(Data listing)
• • •

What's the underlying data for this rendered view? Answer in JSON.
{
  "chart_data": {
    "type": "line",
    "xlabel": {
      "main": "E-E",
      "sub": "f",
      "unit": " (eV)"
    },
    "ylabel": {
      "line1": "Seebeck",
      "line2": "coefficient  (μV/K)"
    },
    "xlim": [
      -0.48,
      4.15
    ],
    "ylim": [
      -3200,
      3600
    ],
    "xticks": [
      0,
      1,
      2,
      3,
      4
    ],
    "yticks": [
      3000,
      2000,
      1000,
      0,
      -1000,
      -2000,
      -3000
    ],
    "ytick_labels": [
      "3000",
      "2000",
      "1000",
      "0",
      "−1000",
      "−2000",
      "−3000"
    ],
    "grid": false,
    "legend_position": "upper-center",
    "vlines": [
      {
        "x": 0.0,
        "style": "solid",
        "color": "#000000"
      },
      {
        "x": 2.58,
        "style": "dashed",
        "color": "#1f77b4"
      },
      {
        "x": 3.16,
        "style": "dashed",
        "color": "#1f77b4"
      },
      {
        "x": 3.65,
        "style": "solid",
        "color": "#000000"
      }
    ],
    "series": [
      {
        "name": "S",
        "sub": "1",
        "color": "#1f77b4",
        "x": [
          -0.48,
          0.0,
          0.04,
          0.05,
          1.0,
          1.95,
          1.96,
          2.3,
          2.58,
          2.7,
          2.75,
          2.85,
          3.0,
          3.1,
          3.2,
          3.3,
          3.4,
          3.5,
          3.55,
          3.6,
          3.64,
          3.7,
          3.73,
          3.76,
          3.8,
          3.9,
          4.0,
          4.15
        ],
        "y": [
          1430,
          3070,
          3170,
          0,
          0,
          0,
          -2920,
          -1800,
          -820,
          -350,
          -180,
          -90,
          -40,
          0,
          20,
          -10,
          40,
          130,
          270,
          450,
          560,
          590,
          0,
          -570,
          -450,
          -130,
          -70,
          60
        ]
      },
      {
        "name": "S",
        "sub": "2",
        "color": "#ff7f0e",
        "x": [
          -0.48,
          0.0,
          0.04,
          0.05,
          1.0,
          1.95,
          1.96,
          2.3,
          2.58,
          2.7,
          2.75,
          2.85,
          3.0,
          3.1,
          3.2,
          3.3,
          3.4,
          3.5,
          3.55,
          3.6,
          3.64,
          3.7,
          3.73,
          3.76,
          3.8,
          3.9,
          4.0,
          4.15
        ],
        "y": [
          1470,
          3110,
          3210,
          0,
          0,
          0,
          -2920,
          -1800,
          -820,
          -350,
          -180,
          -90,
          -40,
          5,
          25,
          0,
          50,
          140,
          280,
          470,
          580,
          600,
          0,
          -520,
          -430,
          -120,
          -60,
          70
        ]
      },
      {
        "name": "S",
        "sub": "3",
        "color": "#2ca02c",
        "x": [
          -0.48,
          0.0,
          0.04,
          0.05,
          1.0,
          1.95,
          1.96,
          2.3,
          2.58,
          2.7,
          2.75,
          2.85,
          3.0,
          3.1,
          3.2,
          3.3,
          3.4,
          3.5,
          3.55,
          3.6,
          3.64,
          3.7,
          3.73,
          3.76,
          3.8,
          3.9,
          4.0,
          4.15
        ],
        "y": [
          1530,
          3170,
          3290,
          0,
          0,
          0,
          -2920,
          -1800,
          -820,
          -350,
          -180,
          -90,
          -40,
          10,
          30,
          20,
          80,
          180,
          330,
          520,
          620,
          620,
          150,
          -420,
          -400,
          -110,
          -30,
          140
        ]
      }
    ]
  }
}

• • •

WORK TO COMPLETE
Every entry needs to be retyped exactly.

RESULT
What's the underlying data for this rendered view? Answer in JSON.
{
  "chart_data": {
    "type": "line",
    "xlabel": {
      "main": "E-E",
      "sub": "f",
      "unit": " (eV)"
    },
    "ylabel": {
      "line1": "Seebeck",
      "line2": "coefficient  (μV/K)"
    },
    "xlim": [
      -0.48,
      4.15
    ],
    "ylim": [
      -3200,
      3600
    ],
    "xticks": [
      0,
      1,
      2,
      3,
      4
    ],
    "yticks": [
      3000,
      2000,
      1000,
      0,
      -1000,
      -2000,
      -3000
    ],
    "ytick_labels": [
      "3000",
      "2000",
      "1000",
      "0",
      "−1000",
      "−2000",
      "−3000"
    ],
    "grid": false,
    "legend_position": "upper-center",
    "vlines": [
      {
        "x": 0.0,
        "style": "solid",
        "color": "#000000"
      },
      {
        "x": 2.58,
        "style": "dashed",
        "color": "#1f77b4"
      },
      {
        "x": 3.16,
        "style": "dashed",
        "color": "#1f77b4"
      },
      {
        "x": 3.65,
        "style": "solid",
        "color": "#000000"
      }
    ],
    "series": [
      {
        "name": "S",
        "sub": "1",
        "color": "#1f77b4",
        "x": [
          -0.48,
          0.0,
          0.04,
          0.05,
          1.0,
          1.95,
          1.96,
          2.3,
          2.58,
          2.7,
          2.75,
          2.85,
          3.0,
          3.1,
          3.2,
          3.3,
          3.4,
          3.5,
          3.55,
          3.6,
          3.64,
          3.7,
          3.73,
          3.76,
          3.8,
          3.9,
          4.0,
          4.15
        ],
        "y": [
          1430,
          3070,
          3170,
          0,
          0,
          0,
          -2920,
          -1800,
          -820,
          -350,
          -180,
          -90,
          -40,
          0,
          20,
          -10,
          40,
          130,
          270,
          450,
          560,
          590,
          0,
          -570,
          -450,
          -130,
          -70,
          60
        ]
      },
      {
        "name": "S",
        "sub": "2",
        "color": "#ff7f0e",
        "x": [
          -0.48,
          0.0,
          0.04,
          0.05,
          1.0,
          1.95,
          1.96,
          2.3,
          2.58,
          2.7,
          2.75,
          2.85,
          3.0,
          3.1,
          3.2,
          3.3,
          3.4,
          3.5,
          3.55,
          3.6,
          3.64,
          3.7,
          3.73,
          3.76,
          3.8,
          3.9,
          4.0,
          4.15
        ],
        "y": [
          1470,
          3110,
          3210,
          0,
          0,
          0,
          -2920,
          -1800,
          -820,
          -350,
          -180,
          -90,
          -40,
          5,
          25,
          0,
          50,
          140,
          280,
          470,
          580,
          600,
          0,
          -520,
          -430,
          -120,
          -60,
          70
        ]
      },
      {
        "name": "S",
        "sub": "3",
        "color": "#2ca02c",
        "x": [
          -0.48,
          0.0,
          0.04,
          0.05,
          1.0,
          1.95,
          1.96,
          2.3,
          2.58,
          2.7,
          2.75,
          2.85,
          3.0,
          3.1,
          3.2,
          3.3,
          3.4,
          3.5,
          3.55,
          3.6,
          3.64,
          3.7,
          3.73,
          3.76,
          3.8,
          3.9,
          4.0,
          4.15
        ],
        "y": [
          1530,
          3170,
          3290,
          0,
          0,
          0,
          -2920,
          -1800,
          -820,
          -350,
          -180,
          -90,
          -40,
          10,
          30,
          20,
          80,
          180,
          330,
          520,
          620,
          620,
          150,
          -420,
          -400,
          -110,
          -30,
          140
        ]
      }
    ]
  }
}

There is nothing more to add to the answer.